- _Dataset records_:
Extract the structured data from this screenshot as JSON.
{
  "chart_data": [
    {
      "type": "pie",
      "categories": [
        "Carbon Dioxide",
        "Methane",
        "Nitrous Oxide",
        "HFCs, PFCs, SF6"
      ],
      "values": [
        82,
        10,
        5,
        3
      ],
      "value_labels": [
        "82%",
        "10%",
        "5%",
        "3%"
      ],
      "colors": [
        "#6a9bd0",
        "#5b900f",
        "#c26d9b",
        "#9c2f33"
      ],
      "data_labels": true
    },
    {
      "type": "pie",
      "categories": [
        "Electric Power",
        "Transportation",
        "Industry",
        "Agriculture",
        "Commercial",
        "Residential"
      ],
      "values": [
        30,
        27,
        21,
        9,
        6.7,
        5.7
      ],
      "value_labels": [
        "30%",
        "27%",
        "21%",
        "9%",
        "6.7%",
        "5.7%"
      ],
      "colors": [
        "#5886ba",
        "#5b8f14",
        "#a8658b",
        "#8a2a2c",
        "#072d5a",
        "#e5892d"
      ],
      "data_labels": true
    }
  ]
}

- _Short exercise_:
Every entry must be retyped in full, exactly as given.

- _Exercise solution_:
Extract the structured data from this screenshot as JSON.
{
  "chart_data": [
    {
      "type": "pie",
      "categories": [
        "Carbon Dioxide",
        "Methane",
        "Nitrous Oxide",
        "HFCs, PFCs, SF6"
      ],
      "values": [
        82,
        10,
        5,
        3
      ],
      "value_labels": [
        "82%",
        "10%",
        "5%",
        "3%"
      ],
      "colors": [
        "#6a9bd0",
        "#5b900f",
        "#c26d9b",
        "#9c2f33"
      ],
      "data_labels": true
    },
    {
      "type": "pie",
      "categories": [
        "Electric Power",
        "Transportation",
        "Industry",
        "Agriculture",
        "Commercial",
        "Residential"
      ],
      "values": [
        30,
        27,
        21,
        9,
        6.7,
        5.7
      ],
      "value_labels": [
        "30%",
        "27%",
        "21%",
        "9%",
        "6.7%",
        "5.7%"
      ],
      "colors": [
        "#5886ba",
        "#5b8f14",
        "#a8658b",
        "#8a2a2c",
        "#072d5a",
        "#e5892d"
      ],
      "data_labels": true
    }
  ]
}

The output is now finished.